**DO THIS**
Gather every line from the entries below that includes "caption".
───── MATERIAL PROVIDED
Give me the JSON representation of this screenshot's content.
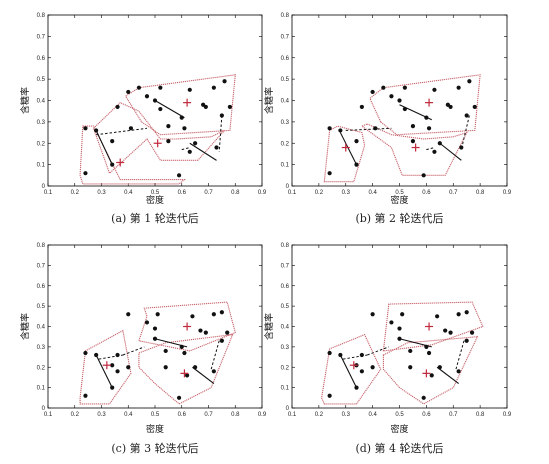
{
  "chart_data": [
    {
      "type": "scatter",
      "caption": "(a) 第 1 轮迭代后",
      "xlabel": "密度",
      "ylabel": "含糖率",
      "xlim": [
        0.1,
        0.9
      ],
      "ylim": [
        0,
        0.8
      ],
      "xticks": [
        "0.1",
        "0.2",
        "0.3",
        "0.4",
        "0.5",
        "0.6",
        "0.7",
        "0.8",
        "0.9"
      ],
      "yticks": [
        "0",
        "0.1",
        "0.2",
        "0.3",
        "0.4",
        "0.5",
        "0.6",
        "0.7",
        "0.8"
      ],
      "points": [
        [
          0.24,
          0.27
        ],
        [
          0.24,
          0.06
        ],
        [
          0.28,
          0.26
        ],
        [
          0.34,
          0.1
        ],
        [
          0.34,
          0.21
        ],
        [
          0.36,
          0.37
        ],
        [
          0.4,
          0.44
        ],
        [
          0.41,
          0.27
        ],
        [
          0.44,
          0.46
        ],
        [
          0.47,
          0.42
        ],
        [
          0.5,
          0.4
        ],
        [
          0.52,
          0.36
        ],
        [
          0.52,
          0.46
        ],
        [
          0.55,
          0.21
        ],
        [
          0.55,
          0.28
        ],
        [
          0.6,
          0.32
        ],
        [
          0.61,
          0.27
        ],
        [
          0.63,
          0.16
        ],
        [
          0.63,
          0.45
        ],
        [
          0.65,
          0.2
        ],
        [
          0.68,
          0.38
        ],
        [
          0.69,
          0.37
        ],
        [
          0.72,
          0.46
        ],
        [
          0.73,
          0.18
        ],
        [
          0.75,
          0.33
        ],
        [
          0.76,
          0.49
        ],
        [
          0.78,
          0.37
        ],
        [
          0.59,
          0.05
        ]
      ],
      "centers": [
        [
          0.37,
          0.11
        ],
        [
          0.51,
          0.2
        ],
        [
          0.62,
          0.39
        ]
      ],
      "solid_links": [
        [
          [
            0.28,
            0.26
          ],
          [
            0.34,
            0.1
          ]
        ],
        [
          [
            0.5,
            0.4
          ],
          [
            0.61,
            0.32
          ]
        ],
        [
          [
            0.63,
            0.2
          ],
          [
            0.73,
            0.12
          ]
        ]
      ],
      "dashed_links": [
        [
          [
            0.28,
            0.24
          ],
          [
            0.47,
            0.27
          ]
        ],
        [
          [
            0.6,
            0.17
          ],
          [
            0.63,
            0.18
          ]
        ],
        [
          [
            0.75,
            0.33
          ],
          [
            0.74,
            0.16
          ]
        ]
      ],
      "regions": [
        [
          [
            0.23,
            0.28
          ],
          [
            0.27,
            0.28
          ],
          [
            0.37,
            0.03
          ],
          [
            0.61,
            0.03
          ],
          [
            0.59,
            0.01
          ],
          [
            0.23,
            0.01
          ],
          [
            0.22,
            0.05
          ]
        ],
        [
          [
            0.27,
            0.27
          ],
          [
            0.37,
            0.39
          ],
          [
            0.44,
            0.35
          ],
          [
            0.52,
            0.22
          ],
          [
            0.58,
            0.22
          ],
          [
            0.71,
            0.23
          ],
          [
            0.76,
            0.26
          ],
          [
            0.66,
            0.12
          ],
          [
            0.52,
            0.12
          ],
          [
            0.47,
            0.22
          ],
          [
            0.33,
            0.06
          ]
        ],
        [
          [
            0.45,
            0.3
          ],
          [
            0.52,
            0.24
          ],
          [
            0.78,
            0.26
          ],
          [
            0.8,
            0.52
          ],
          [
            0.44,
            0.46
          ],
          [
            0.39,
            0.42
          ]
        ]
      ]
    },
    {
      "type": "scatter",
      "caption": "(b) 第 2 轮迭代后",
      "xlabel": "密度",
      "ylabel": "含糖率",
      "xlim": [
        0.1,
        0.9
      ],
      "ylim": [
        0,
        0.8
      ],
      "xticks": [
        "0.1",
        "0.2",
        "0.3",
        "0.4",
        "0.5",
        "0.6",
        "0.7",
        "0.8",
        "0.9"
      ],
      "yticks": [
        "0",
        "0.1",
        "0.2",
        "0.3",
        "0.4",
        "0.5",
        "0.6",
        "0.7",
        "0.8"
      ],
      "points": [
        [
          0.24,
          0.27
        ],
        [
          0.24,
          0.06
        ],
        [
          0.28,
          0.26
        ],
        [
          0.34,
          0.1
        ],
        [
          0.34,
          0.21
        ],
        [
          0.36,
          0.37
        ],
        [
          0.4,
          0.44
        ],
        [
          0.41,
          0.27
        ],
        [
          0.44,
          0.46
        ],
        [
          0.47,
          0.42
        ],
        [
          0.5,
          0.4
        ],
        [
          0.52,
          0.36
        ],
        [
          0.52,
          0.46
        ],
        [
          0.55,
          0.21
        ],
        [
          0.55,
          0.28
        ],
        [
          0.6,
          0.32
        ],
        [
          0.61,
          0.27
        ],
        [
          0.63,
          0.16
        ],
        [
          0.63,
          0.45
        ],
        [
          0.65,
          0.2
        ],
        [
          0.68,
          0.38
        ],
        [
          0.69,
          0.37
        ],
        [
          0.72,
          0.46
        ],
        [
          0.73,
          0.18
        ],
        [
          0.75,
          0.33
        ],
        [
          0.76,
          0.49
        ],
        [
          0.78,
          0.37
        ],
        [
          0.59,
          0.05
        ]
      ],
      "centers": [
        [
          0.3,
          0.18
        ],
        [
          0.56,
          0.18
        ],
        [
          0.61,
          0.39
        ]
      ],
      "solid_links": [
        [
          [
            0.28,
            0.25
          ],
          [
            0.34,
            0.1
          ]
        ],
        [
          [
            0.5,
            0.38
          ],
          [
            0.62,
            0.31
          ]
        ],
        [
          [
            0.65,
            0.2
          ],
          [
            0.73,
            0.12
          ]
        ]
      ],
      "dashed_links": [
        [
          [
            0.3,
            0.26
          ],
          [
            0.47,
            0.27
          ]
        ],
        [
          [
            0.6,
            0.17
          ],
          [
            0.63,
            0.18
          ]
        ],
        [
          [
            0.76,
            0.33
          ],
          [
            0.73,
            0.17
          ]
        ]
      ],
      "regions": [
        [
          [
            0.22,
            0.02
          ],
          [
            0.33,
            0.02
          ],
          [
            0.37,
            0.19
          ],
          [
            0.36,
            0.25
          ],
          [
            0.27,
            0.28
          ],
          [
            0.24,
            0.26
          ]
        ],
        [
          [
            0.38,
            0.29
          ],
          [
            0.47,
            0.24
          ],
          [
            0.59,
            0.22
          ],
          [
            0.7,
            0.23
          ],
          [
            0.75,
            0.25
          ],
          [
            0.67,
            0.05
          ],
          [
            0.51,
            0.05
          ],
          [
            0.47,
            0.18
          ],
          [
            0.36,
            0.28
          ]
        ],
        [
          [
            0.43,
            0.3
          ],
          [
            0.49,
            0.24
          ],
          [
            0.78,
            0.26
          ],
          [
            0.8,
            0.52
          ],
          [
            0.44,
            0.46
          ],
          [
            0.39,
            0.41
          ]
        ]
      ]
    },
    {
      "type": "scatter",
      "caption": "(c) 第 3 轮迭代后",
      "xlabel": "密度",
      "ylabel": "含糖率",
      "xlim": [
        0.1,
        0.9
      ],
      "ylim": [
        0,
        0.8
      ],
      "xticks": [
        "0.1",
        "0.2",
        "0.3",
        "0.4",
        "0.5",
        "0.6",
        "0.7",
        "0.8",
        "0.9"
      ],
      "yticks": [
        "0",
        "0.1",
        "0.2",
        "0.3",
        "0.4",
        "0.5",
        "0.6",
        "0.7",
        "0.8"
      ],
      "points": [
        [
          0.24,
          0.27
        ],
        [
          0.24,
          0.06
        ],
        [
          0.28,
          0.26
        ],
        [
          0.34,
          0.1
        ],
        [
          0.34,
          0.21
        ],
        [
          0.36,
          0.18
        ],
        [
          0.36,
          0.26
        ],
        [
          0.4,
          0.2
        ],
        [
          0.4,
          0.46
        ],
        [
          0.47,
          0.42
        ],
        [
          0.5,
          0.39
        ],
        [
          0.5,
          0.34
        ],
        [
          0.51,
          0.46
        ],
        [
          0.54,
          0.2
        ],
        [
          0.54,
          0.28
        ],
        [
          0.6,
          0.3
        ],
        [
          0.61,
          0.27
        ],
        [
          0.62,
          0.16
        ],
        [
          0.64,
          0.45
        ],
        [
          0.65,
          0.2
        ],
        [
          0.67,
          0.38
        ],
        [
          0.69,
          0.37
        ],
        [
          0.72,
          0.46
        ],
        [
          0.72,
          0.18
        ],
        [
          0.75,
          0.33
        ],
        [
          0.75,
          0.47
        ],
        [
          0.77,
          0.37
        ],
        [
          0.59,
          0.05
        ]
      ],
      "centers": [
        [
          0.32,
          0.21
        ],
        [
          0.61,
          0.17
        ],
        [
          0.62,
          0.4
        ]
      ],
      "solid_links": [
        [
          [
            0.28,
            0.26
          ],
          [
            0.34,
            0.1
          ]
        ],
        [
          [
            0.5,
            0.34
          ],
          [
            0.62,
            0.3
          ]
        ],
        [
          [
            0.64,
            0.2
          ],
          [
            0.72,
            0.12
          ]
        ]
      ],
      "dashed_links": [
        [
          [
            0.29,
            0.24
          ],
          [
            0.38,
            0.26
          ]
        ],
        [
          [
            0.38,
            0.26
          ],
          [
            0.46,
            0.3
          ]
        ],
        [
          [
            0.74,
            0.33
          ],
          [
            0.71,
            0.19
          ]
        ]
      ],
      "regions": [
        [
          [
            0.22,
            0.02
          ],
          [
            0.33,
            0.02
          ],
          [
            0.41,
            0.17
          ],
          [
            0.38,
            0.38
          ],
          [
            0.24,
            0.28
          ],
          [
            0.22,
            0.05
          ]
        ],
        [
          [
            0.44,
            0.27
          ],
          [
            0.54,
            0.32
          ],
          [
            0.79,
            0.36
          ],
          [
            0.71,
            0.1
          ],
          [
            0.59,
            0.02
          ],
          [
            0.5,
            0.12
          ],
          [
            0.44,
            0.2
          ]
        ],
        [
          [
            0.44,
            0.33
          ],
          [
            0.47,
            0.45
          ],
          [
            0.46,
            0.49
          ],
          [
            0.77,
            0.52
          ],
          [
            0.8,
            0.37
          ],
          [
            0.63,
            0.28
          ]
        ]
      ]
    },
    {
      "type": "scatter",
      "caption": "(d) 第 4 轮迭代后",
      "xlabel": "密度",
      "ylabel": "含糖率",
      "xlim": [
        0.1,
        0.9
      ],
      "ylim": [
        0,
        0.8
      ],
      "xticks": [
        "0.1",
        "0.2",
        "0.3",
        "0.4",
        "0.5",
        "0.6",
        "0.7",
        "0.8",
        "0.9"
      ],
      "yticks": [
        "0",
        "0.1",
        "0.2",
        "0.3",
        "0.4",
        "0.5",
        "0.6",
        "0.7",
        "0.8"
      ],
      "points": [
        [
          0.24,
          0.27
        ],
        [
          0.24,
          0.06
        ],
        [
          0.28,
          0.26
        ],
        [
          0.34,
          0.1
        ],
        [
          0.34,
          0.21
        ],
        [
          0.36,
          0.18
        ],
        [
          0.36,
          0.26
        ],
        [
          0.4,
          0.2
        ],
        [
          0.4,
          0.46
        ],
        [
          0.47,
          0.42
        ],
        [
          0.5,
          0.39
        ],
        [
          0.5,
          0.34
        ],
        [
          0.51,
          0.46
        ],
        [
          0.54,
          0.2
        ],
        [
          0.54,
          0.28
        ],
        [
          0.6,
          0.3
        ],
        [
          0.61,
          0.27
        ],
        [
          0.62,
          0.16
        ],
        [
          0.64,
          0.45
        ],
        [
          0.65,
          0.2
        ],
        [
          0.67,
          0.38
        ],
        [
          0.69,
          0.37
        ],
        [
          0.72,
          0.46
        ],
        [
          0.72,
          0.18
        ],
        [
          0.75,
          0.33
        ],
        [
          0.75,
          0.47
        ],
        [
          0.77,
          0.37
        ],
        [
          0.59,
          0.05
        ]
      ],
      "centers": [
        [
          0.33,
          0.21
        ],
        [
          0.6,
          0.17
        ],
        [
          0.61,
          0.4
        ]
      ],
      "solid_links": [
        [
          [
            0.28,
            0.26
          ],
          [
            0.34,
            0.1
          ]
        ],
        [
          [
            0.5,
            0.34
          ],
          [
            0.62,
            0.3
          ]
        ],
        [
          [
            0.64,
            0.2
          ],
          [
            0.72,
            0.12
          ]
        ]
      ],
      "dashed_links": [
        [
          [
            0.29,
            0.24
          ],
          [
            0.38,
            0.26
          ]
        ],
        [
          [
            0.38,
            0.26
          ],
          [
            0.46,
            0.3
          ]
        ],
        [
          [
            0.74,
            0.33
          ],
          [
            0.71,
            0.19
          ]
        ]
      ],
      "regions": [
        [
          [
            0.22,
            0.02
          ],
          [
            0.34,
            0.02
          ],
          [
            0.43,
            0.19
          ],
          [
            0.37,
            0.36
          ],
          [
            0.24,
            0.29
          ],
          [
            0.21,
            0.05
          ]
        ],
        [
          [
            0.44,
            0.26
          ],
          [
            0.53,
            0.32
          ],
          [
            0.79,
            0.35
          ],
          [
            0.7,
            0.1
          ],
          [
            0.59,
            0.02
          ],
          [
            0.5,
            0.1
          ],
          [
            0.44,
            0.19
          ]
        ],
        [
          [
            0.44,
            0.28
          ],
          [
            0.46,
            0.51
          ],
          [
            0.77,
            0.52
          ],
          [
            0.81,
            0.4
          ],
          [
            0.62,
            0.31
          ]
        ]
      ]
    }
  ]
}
──────────
**SOLUTION TO THIS EXERCISE**
      "caption": "(a) 第 1 轮迭代后",
      "caption": "(b) 第 2 轮迭代后",
      "caption": "(c) 第 3 轮迭代后",
      "caption": "(d) 第 4 轮迭代后",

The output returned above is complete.